[Excerpt from a dataset]
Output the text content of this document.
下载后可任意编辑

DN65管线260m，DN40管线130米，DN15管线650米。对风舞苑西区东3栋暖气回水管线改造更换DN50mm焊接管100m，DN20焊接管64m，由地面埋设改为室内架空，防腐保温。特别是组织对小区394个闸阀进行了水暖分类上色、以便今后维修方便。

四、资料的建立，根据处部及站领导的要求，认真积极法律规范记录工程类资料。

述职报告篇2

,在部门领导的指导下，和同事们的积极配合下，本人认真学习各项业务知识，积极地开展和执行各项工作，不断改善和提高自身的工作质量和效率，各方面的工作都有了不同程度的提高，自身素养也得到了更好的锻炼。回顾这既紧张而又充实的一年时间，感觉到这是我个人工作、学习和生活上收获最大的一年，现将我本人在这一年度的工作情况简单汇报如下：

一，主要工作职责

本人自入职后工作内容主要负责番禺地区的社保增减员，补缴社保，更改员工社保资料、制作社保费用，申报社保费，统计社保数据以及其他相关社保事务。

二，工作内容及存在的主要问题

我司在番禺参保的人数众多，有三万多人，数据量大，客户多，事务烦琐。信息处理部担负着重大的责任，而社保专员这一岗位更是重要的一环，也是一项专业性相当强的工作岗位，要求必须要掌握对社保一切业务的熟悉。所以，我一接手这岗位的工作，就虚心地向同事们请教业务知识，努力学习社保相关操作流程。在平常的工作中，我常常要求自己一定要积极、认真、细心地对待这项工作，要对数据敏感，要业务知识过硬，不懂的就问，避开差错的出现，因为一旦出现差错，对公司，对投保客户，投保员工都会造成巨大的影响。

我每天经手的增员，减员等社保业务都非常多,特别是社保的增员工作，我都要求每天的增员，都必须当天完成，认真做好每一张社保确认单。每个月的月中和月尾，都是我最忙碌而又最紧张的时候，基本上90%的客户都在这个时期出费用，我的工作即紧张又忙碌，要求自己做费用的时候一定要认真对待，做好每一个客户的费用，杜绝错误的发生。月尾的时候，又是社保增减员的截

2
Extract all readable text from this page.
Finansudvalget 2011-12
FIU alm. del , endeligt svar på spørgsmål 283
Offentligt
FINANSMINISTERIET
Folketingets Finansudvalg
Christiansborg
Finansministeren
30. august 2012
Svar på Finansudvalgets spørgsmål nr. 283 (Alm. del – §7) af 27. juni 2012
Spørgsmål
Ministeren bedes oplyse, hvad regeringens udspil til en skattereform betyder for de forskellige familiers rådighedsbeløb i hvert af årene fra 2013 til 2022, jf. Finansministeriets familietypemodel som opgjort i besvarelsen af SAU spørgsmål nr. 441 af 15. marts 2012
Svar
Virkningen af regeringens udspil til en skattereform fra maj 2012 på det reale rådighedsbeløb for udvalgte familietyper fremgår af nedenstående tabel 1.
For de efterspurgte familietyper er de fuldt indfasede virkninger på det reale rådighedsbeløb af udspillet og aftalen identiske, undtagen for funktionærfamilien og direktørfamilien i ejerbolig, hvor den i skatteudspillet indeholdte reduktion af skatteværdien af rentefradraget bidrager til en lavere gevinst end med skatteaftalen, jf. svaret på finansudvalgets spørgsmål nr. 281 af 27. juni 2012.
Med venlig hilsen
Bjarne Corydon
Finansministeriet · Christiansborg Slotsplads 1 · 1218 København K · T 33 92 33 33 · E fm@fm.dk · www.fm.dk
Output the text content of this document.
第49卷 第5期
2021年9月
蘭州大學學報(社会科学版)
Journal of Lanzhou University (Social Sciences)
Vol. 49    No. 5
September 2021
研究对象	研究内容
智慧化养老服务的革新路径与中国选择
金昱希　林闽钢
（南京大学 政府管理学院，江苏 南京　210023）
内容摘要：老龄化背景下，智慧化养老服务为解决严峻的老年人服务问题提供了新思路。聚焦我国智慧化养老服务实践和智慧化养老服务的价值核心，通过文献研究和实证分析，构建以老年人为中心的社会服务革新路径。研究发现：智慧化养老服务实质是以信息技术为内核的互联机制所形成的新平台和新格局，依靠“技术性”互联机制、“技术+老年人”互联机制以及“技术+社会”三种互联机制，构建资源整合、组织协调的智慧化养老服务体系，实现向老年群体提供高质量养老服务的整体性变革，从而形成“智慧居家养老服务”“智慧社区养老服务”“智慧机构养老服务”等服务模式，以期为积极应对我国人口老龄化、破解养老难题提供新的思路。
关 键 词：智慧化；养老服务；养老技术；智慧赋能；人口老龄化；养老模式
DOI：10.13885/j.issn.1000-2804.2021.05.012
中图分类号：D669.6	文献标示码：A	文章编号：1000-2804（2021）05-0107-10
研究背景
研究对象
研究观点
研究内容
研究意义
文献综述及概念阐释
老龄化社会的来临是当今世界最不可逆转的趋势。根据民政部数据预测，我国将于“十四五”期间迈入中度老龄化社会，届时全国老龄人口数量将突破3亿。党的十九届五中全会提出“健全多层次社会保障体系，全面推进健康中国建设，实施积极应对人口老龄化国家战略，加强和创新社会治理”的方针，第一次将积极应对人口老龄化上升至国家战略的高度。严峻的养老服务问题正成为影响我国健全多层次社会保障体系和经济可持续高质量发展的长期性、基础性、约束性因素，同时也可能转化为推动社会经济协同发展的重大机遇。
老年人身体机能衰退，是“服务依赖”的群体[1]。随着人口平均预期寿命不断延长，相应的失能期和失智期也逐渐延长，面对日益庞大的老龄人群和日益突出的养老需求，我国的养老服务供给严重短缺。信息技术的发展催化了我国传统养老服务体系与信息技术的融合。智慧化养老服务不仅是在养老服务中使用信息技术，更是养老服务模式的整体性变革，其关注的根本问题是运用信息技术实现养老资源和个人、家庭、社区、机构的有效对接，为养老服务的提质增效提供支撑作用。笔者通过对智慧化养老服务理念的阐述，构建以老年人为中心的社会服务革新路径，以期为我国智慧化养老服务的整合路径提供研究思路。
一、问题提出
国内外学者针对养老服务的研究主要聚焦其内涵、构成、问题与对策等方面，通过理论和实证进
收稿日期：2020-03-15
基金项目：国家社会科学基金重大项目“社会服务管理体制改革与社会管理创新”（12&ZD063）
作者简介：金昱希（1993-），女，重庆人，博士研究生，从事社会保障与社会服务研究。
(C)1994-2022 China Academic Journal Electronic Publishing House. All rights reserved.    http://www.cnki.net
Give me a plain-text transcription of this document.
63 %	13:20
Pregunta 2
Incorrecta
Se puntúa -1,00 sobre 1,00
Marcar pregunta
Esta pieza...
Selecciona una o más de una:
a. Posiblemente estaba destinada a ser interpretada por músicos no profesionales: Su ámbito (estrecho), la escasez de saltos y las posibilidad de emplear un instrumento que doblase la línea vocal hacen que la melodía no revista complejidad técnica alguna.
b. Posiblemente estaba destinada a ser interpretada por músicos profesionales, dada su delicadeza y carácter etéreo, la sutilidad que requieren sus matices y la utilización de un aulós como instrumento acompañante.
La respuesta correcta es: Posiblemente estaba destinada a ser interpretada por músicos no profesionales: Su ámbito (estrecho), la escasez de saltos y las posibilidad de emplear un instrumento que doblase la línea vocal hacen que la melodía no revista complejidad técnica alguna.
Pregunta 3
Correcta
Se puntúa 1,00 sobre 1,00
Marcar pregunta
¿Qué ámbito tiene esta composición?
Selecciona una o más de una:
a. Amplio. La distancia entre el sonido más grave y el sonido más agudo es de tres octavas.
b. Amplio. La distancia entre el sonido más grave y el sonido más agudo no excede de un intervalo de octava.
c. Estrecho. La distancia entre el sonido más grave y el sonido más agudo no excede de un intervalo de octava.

> REQUIREMENT
Review the preceding data and report every line that includes the string "Christiansborg".

> THE SOLUTION
Christiansborg
Finansministeriet · Christiansborg Slotsplads 1 · 1218 København K · T 33 92 33 33 · E fm@fm.dk · www.fm.dk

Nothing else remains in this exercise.